Exercise prompt
Images appear in the records below; leave them out and repeat everything else exactly.

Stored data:
____

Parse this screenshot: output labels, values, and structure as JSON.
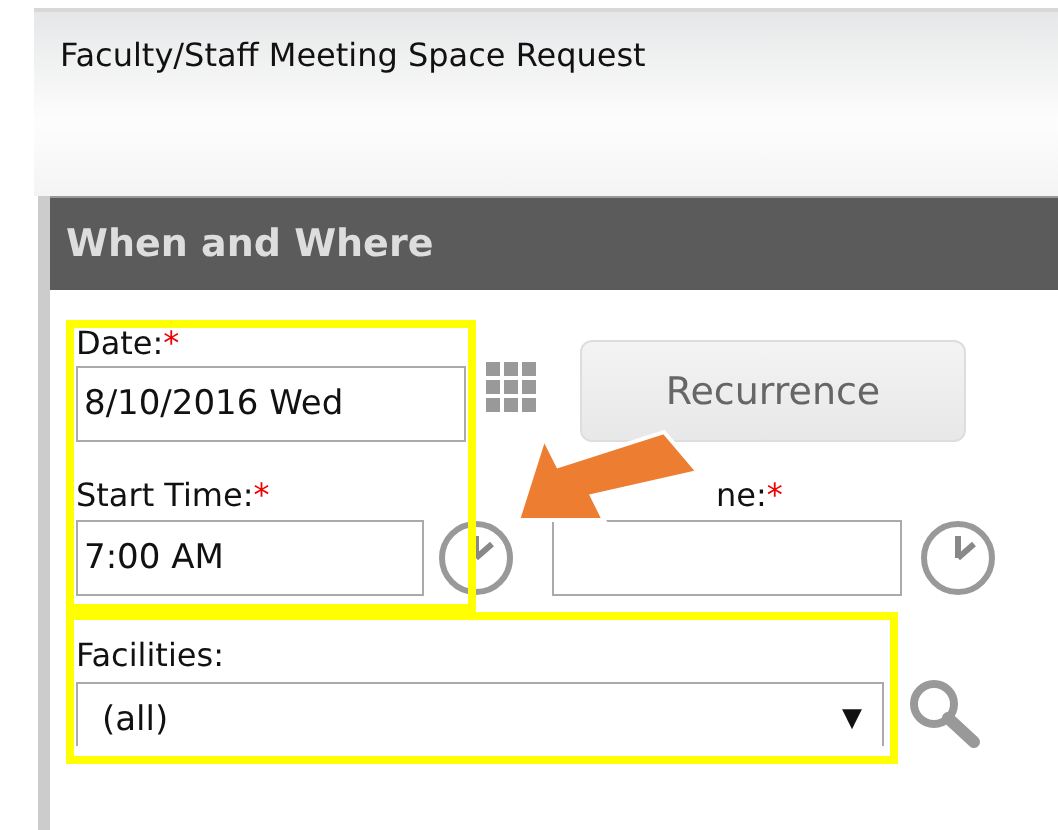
{
  "page_title": "Faculty/Staff Meeting Space Request",
  "panel": {
    "title": "When and Where",
    "required_mark": "*",
    "date": {
      "label": "Date:",
      "required": true,
      "value": "8/10/2016 Wed"
    },
    "recurrence_button": "Recurrence",
    "start_time": {
      "label": "Start Time:",
      "required": true,
      "value": "7:00 AM"
    },
    "end_time": {
      "label_visible": "ne:",
      "required": true
    },
    "facilities": {
      "label": "Facilities:",
      "value": "(all)",
      "caret": "▼"
    }
  }
}
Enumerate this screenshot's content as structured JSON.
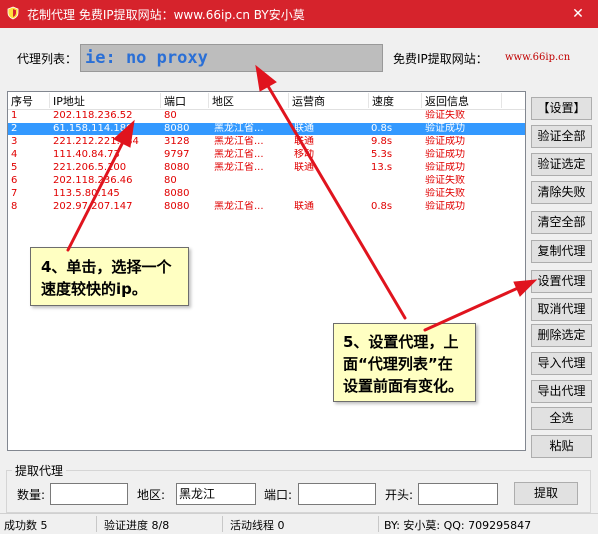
{
  "window": {
    "title": "花制代理 免费IP提取网站：www.66ip.cn    BY安小莫",
    "close_glyph": "✕"
  },
  "proxy_list": {
    "label": "代理列表：",
    "value": "ie: no proxy"
  },
  "free_site": {
    "label": "免费IP提取网站：",
    "url": "www.66ip.cn"
  },
  "table": {
    "columns": [
      "序号",
      "IP地址",
      "端口",
      "地区",
      "运营商",
      "速度",
      "返回信息"
    ],
    "rows": [
      {
        "no": "1",
        "ip": "202.118.236.52",
        "port": "80",
        "region": "",
        "isp": "",
        "speed": "",
        "result": "验证失败",
        "selected": false
      },
      {
        "no": "2",
        "ip": "61.158.114.188",
        "port": "8080",
        "region": "黑龙江省...",
        "isp": "联通",
        "speed": "0.8s",
        "result": "验证成功",
        "selected": true
      },
      {
        "no": "3",
        "ip": "221.212.221.184",
        "port": "3128",
        "region": "黑龙江省...",
        "isp": "联通",
        "speed": "9.8s",
        "result": "验证成功",
        "selected": false
      },
      {
        "no": "4",
        "ip": "111.40.84.73",
        "port": "9797",
        "region": "黑龙江省...",
        "isp": "移动",
        "speed": "5.3s",
        "result": "验证成功",
        "selected": false
      },
      {
        "no": "5",
        "ip": "221.206.5.100",
        "port": "8080",
        "region": "黑龙江省...",
        "isp": "联通",
        "speed": "13.s",
        "result": "验证成功",
        "selected": false
      },
      {
        "no": "6",
        "ip": "202.118.236.46",
        "port": "80",
        "region": "",
        "isp": "",
        "speed": "",
        "result": "验证失败",
        "selected": false
      },
      {
        "no": "7",
        "ip": "113.5.80.145",
        "port": "8080",
        "region": "",
        "isp": "",
        "speed": "",
        "result": "验证失败",
        "selected": false
      },
      {
        "no": "8",
        "ip": "202.97.207.147",
        "port": "8080",
        "region": "黑龙江省...",
        "isp": "联通",
        "speed": "0.8s",
        "result": "验证成功",
        "selected": false
      }
    ]
  },
  "buttons": [
    "【设置】",
    "验证全部",
    "验证选定",
    "清除失败",
    "清空全部",
    "复制代理",
    "设置代理",
    "取消代理",
    "删除选定",
    "导入代理",
    "导出代理",
    "全选",
    "粘贴"
  ],
  "fetch_group": {
    "title": "提取代理",
    "count_label": "数量:",
    "count_value": "",
    "region_label": "地区:",
    "region_value": "黑龙江",
    "port_label": "端口:",
    "port_value": "",
    "prefix_label": "开头:",
    "prefix_value": "",
    "fetch_button": "提取"
  },
  "status": {
    "success": "成功数 5",
    "progress": "验证进度 8/8",
    "threads": "活动线程 0",
    "author": "BY: 安小莫: QQ: 709295847"
  },
  "annotations": {
    "note4": "4、单击，选择一个速度较快的ip。",
    "note5": "5、设置代理，上面“代理列表”在设置前面有变化。"
  },
  "colors": {
    "titlebar": "#d6232c",
    "proxy_text": "#2a6fd6",
    "row_text": "#e00000",
    "selection": "#3399ff",
    "arrow": "#e0141e",
    "callout_bg": "#ffffc2"
  }
}
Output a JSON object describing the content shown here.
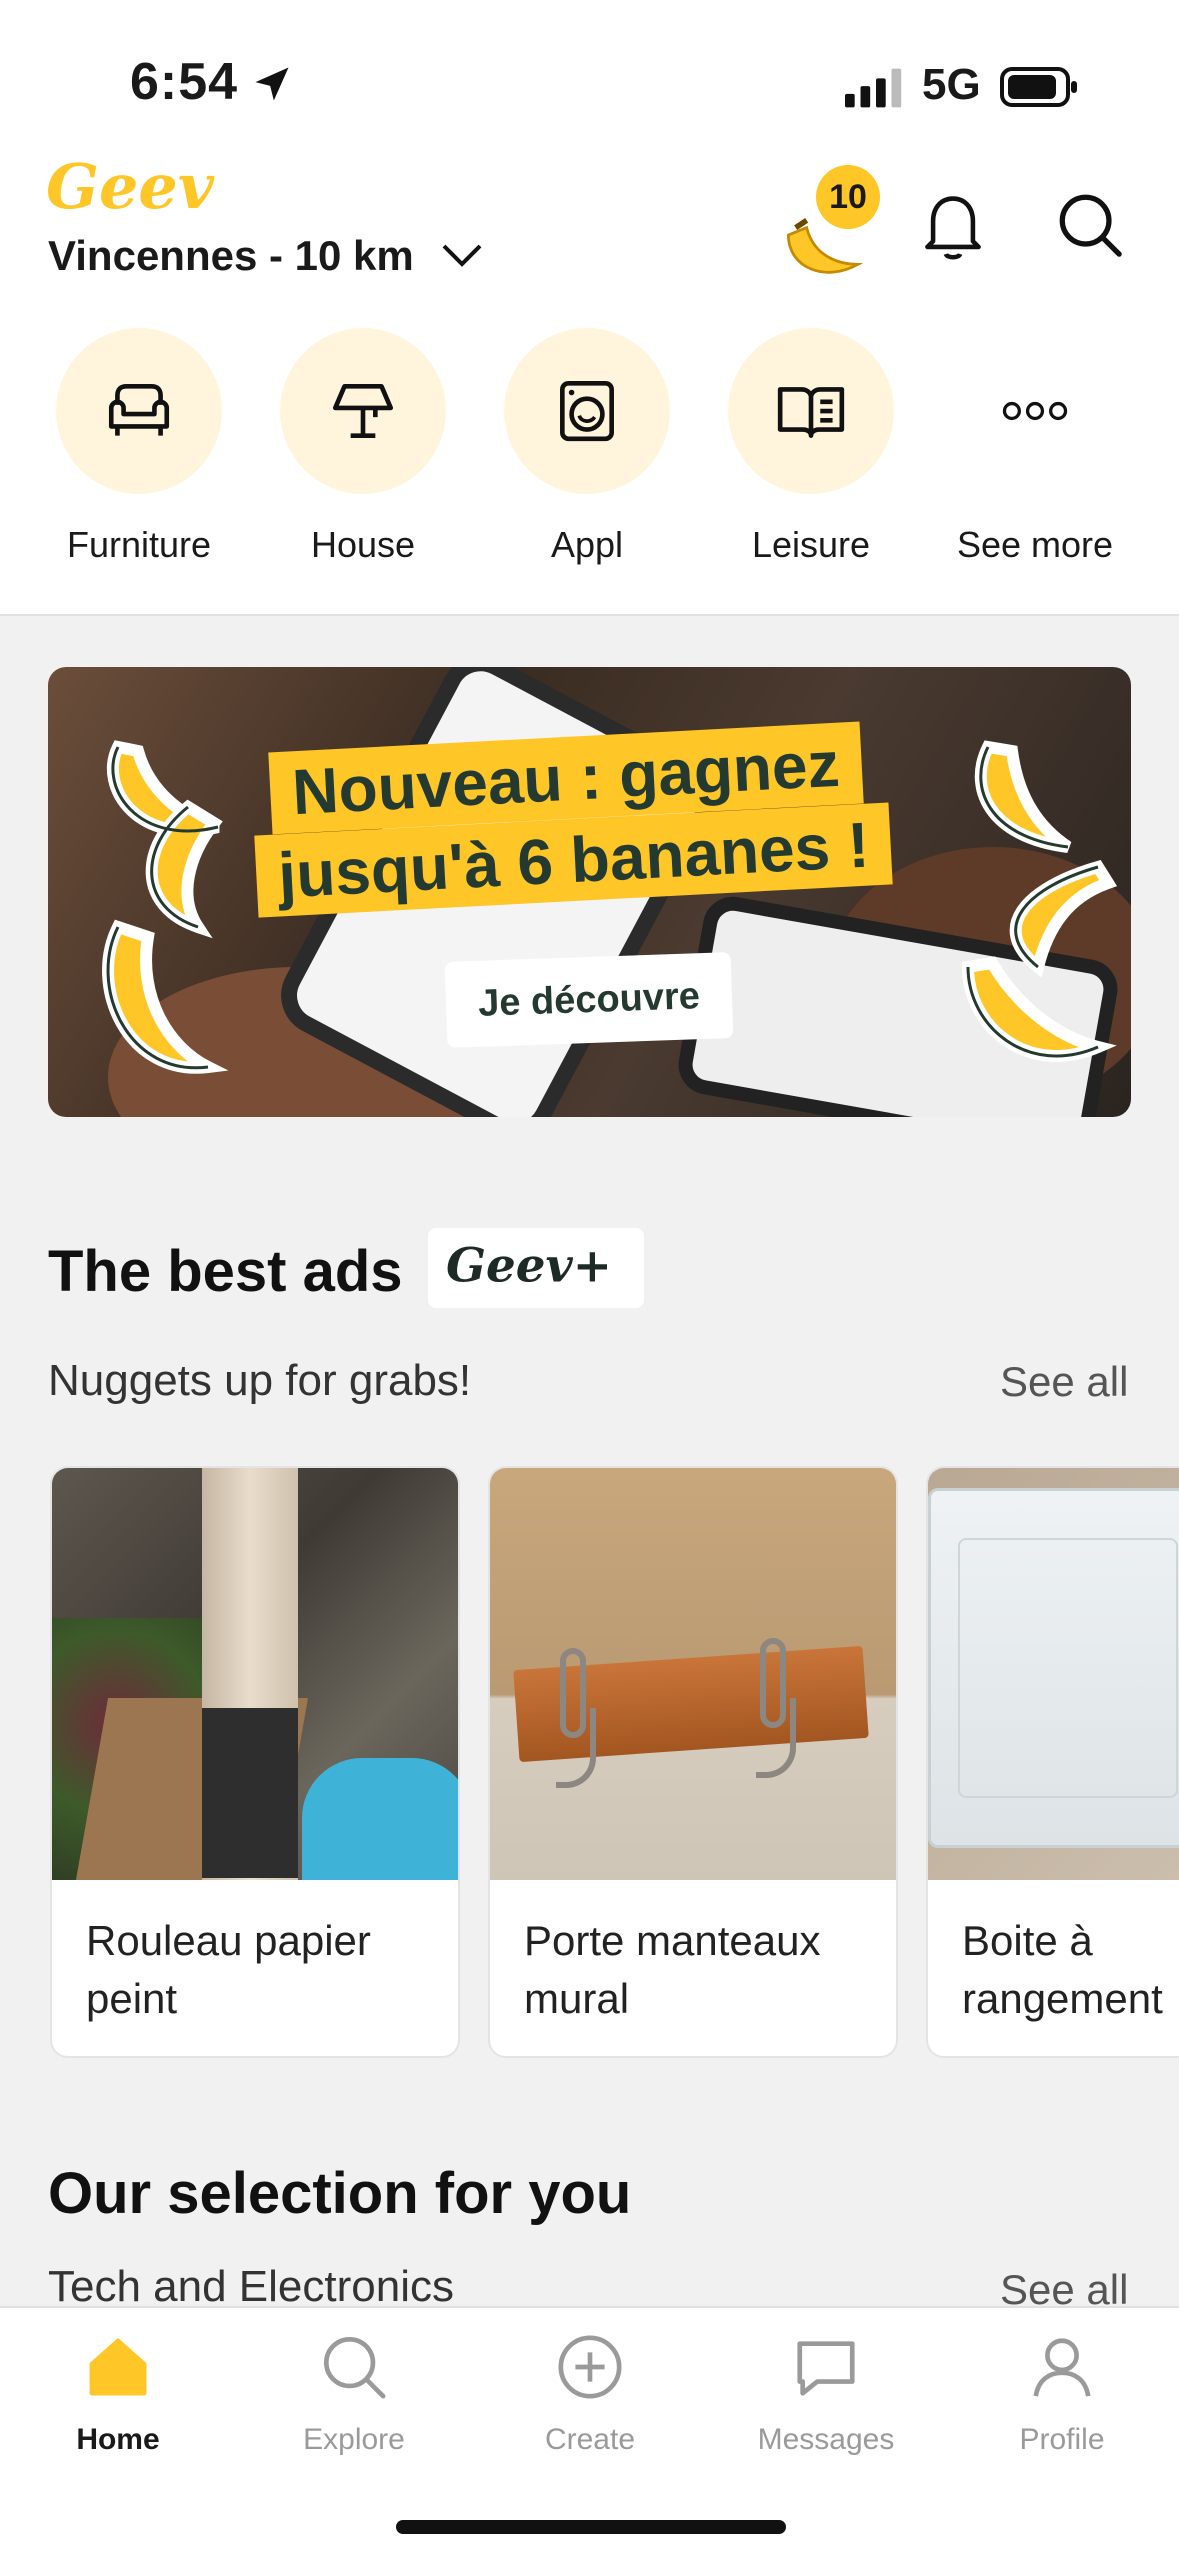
{
  "status_bar": {
    "time": "6:54",
    "network": "5G"
  },
  "header": {
    "logo_text": "Geev",
    "location": "Vincennes - 10 km",
    "banana_count": "10"
  },
  "categories": [
    {
      "label": "Furniture",
      "icon": "armchair-icon"
    },
    {
      "label": "House",
      "icon": "lamp-icon"
    },
    {
      "label": "Appl",
      "icon": "washing-machine-icon"
    },
    {
      "label": "Leisure",
      "icon": "book-icon"
    },
    {
      "label": "See more",
      "icon": "more-dots-icon"
    }
  ],
  "promo": {
    "headline_line1": "Nouveau : gagnez",
    "headline_line2": "jusqu'à 6 bananes !",
    "cta": "Je découvre"
  },
  "best_ads": {
    "title": "The best ads",
    "badge": "Geev+",
    "subtitle": "Nuggets up for grabs!",
    "see_all": "See all",
    "items": [
      {
        "title": "Rouleau papier peint"
      },
      {
        "title": "Porte manteaux mural"
      },
      {
        "title": "Boite à rangement"
      }
    ]
  },
  "selection": {
    "title": "Our selection for you",
    "subtitle": "Tech and Electronics",
    "see_all": "See all"
  },
  "tab_bar": [
    {
      "label": "Home",
      "icon": "home-icon",
      "active": true
    },
    {
      "label": "Explore",
      "icon": "search-icon",
      "active": false
    },
    {
      "label": "Create",
      "icon": "plus-circle-icon",
      "active": false
    },
    {
      "label": "Messages",
      "icon": "message-icon",
      "active": false
    },
    {
      "label": "Profile",
      "icon": "profile-icon",
      "active": false
    }
  ],
  "colors": {
    "accent": "#ffc627",
    "category_bg": "#fff4dc",
    "dark_green": "#243a31"
  }
}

____

Answer below
Parse this screenshot: output labels, values, and structure as JSON.
{
  "page_title": "Faculty/Staff Meeting Space Request",
  "panel": {
    "title": "When and Where",
    "required_mark": "*",
    "date": {
      "label": "Date:",
      "required": true,
      "value": "8/10/2016 Wed"
    },
    "recurrence_button": "Recurrence",
    "start_time": {
      "label": "Start Time:",
      "required": true,
      "value": "7:00 AM"
    },
    "end_time": {
      "label_visible": "ne:",
      "required": true
    },
    "facilities": {
      "label": "Facilities:",
      "value": "(all)",
      "caret": "▼"
    }
  }
}
Enumerate this screenshot's content as structured JSON.
{
  "window": {
    "title": "花制代理 免费IP提取网站：www.66ip.cn    BY安小莫",
    "close_glyph": "✕"
  },
  "proxy_list": {
    "label": "代理列表：",
    "value": "ie: no proxy"
  },
  "free_site": {
    "label": "免费IP提取网站：",
    "url": "www.66ip.cn"
  },
  "table": {
    "columns": [
      "序号",
      "IP地址",
      "端口",
      "地区",
      "运营商",
      "速度",
      "返回信息"
    ],
    "rows": [
      {
        "no": "1",
        "ip": "202.118.236.52",
        "port": "80",
        "region": "",
        "isp": "",
        "speed": "",
        "result": "验证失败",
        "selected": false
      },
      {
        "no": "2",
        "ip": "61.158.114.188",
        "port": "8080",
        "region": "黑龙江省...",
        "isp": "联通",
        "speed": "0.8s",
        "result": "验证成功",
        "selected": true
      },
      {
        "no": "3",
        "ip": "221.212.221.184",
        "port": "3128",
        "region": "黑龙江省...",
        "isp": "联通",
        "speed": "9.8s",
        "result": "验证成功",
        "selected": false
      },
      {
        "no": "4",
        "ip": "111.40.84.73",
        "port": "9797",
        "region": "黑龙江省...",
        "isp": "移动",
        "speed": "5.3s",
        "result": "验证成功",
        "selected": false
      },
      {
        "no": "5",
        "ip": "221.206.5.100",
        "port": "8080",
        "region": "黑龙江省...",
        "isp": "联通",
        "speed": "13.s",
        "result": "验证成功",
        "selected": false
      },
      {
        "no": "6",
        "ip": "202.118.236.46",
        "port": "80",
        "region": "",
        "isp": "",
        "speed": "",
        "result": "验证失败",
        "selected": false
      },
      {
        "no": "7",
        "ip": "113.5.80.145",
        "port": "8080",
        "region": "",
        "isp": "",
        "speed": "",
        "result": "验证失败",
        "selected": false
      },
      {
        "no": "8",
        "ip": "202.97.207.147",
        "port": "8080",
        "region": "黑龙江省...",
        "isp": "联通",
        "speed": "0.8s",
        "result": "验证成功",
        "selected": false
      }
    ]
  },
  "buttons": [
    "【设置】",
    "验证全部",
    "验证选定",
    "清除失败",
    "清空全部",
    "复制代理",
    "设置代理",
    "取消代理",
    "删除选定",
    "导入代理",
    "导出代理",
    "全选",
    "粘贴"
  ],
  "fetch_group": {
    "title": "提取代理",
    "count_label": "数量:",
    "count_value": "",
    "region_label": "地区:",
    "region_value": "黑龙江",
    "port_label": "端口:",
    "port_value": "",
    "prefix_label": "开头:",
    "prefix_value": "",
    "fetch_button": "提取"
  },
  "status": {
    "success": "成功数 5",
    "progress": "验证进度 8/8",
    "threads": "活动线程 0",
    "author": "BY: 安小莫: QQ: 709295847"
  },
  "annotations": {
    "note4": "4、单击，选择一个速度较快的ip。",
    "note5": "5、设置代理，上面“代理列表”在设置前面有变化。"
  },
  "colors": {
    "titlebar": "#d6232c",
    "proxy_text": "#2a6fd6",
    "row_text": "#e00000",
    "selection": "#3399ff",
    "arrow": "#e0141e",
    "callout_bg": "#ffffc2"
  }
}
Output a JSON object describing the content shown here.
{
  "status_bar": {
    "time": "6:54",
    "network": "5G"
  },
  "header": {
    "logo_text": "Geev",
    "location": "Vincennes - 10 km",
    "banana_count": "10"
  },
  "categories": [
    {
      "label": "Furniture",
      "icon": "armchair-icon"
    },
    {
      "label": "House",
      "icon": "lamp-icon"
    },
    {
      "label": "Appl",
      "icon": "washing-machine-icon"
    },
    {
      "label": "Leisure",
      "icon": "book-icon"
    },
    {
      "label": "See more",
      "icon": "more-dots-icon"
    }
  ],
  "promo": {
    "headline_line1": "Nouveau : gagnez",
    "headline_line2": "jusqu'à 6 bananes !",
    "cta": "Je découvre"
  },
  "best_ads": {
    "title": "The best ads",
    "badge": "Geev+",
    "subtitle": "Nuggets up for grabs!",
    "see_all": "See all",
    "items": [
      {
        "title": "Rouleau papier peint"
      },
      {
        "title": "Porte manteaux mural"
      },
      {
        "title": "Boite à rangement"
      }
    ]
  },
  "selection": {
    "title": "Our selection for you",
    "subtitle": "Tech and Electronics",
    "see_all": "See all"
  },
  "tab_bar": [
    {
      "label": "Home",
      "icon": "home-icon",
      "active": true
    },
    {
      "label": "Explore",
      "icon": "search-icon",
      "active": false
    },
    {
      "label": "Create",
      "icon": "plus-circle-icon",
      "active": false
    },
    {
      "label": "Messages",
      "icon": "message-icon",
      "active": false
    },
    {
      "label": "Profile",
      "icon": "profile-icon",
      "active": false
    }
  ],
  "colors": {
    "accent": "#ffc627",
    "category_bg": "#fff4dc",
    "dark_green": "#243a31"
  }
}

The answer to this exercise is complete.